WHAT YOU NEED TO DO »
Copy all of the material below exactly.

LISTING »
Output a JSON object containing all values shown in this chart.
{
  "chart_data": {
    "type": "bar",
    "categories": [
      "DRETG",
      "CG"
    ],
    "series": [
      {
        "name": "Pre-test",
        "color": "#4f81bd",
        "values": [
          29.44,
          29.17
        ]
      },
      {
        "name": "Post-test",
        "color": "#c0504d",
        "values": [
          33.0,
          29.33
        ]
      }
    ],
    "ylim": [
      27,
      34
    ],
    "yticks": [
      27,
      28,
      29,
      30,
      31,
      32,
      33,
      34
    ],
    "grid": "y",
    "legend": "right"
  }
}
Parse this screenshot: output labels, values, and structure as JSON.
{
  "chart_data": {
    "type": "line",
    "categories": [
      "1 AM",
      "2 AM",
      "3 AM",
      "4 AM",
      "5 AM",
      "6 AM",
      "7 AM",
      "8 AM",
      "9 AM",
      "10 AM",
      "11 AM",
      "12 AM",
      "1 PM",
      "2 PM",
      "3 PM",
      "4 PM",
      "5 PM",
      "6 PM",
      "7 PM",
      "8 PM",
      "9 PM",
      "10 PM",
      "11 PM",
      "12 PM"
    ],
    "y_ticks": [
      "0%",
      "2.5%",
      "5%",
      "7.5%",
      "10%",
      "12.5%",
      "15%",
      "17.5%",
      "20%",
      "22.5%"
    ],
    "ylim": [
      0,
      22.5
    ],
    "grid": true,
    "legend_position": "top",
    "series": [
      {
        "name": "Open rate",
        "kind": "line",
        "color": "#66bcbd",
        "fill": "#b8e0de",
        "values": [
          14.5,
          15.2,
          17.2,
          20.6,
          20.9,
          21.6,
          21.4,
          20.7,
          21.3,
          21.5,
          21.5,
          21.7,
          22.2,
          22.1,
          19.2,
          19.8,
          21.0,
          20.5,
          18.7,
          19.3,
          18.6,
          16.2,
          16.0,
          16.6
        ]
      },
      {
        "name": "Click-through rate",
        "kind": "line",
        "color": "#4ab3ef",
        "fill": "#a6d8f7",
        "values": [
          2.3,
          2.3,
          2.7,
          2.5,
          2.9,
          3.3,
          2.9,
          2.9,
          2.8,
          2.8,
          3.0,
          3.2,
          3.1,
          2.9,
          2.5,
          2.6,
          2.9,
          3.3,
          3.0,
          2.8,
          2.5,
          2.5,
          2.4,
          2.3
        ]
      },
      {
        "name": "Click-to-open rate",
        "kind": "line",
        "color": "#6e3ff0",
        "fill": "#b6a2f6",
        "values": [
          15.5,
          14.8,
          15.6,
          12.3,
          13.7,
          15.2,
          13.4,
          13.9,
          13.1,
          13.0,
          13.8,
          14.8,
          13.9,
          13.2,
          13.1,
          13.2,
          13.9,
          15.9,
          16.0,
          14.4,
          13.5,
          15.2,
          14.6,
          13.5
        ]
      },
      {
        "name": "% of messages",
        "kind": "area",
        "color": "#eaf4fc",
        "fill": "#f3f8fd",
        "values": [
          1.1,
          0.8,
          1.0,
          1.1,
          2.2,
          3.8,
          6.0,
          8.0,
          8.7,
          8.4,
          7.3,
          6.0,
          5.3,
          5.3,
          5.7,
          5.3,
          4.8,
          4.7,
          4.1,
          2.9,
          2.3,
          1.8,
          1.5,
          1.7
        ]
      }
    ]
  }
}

THE RESULT »
Output a JSON object containing all values shown in this chart.
{
  "chart_data": {
    "type": "bar",
    "categories": [
      "DRETG",
      "CG"
    ],
    "series": [
      {
        "name": "Pre-test",
        "color": "#4f81bd",
        "values": [
          29.44,
          29.17
        ]
      },
      {
        "name": "Post-test",
        "color": "#c0504d",
        "values": [
          33.0,
          29.33
        ]
      }
    ],
    "ylim": [
      27,
      34
    ],
    "yticks": [
      27,
      28,
      29,
      30,
      31,
      32,
      33,
      34
    ],
    "grid": "y",
    "legend": "right"
  }
}
Parse this screenshot: output labels, values, and structure as JSON.
{
  "chart_data": {
    "type": "line",
    "categories": [
      "1 AM",
      "2 AM",
      "3 AM",
      "4 AM",
      "5 AM",
      "6 AM",
      "7 AM",
      "8 AM",
      "9 AM",
      "10 AM",
      "11 AM",
      "12 AM",
      "1 PM",
      "2 PM",
      "3 PM",
      "4 PM",
      "5 PM",
      "6 PM",
      "7 PM",
      "8 PM",
      "9 PM",
      "10 PM",
      "11 PM",
      "12 PM"
    ],
    "y_ticks": [
      "0%",
      "2.5%",
      "5%",
      "7.5%",
      "10%",
      "12.5%",
      "15%",
      "17.5%",
      "20%",
      "22.5%"
    ],
    "ylim": [
      0,
      22.5
    ],
    "grid": true,
    "legend_position": "top",
    "series": [
      {
        "name": "Open rate",
        "kind": "line",
        "color": "#66bcbd",
        "fill": "#b8e0de",
        "values": [
          14.5,
          15.2,
          17.2,
          20.6,
          20.9,
          21.6,
          21.4,
          20.7,
          21.3,
          21.5,
          21.5,
          21.7,
          22.2,
          22.1,
          19.2,
          19.8,
          21.0,
          20.5,
          18.7,
          19.3,
          18.6,
          16.2,
          16.0,
          16.6
        ]
      },
      {
        "name": "Click-through rate",
        "kind": "line",
        "color": "#4ab3ef",
        "fill": "#a6d8f7",
        "values": [
          2.3,
          2.3,
          2.7,
          2.5,
          2.9,
          3.3,
          2.9,
          2.9,
          2.8,
          2.8,
          3.0,
          3.2,
          3.1,
          2.9,
          2.5,
          2.6,
          2.9,
          3.3,
          3.0,
          2.8,
          2.5,
          2.5,
          2.4,
          2.3
        ]
      },
      {
        "name": "Click-to-open rate",
        "kind": "line",
        "color": "#6e3ff0",
        "fill": "#b6a2f6",
        "values": [
          15.5,
          14.8,
          15.6,
          12.3,
          13.7,
          15.2,
          13.4,
          13.9,
          13.1,
          13.0,
          13.8,
          14.8,
          13.9,
          13.2,
          13.1,
          13.2,
          13.9,
          15.9,
          16.0,
          14.4,
          13.5,
          15.2,
          14.6,
          13.5
        ]
      },
      {
        "name": "% of messages",
        "kind": "area",
        "color": "#eaf4fc",
        "fill": "#f3f8fd",
        "values": [
          1.1,
          0.8,
          1.0,
          1.1,
          2.2,
          3.8,
          6.0,
          8.0,
          8.7,
          8.4,
          7.3,
          6.0,
          5.3,
          5.3,
          5.7,
          5.3,
          4.8,
          4.7,
          4.1,
          2.9,
          2.3,
          1.8,
          1.5,
          1.7
        ]
      }
    ]
  }
}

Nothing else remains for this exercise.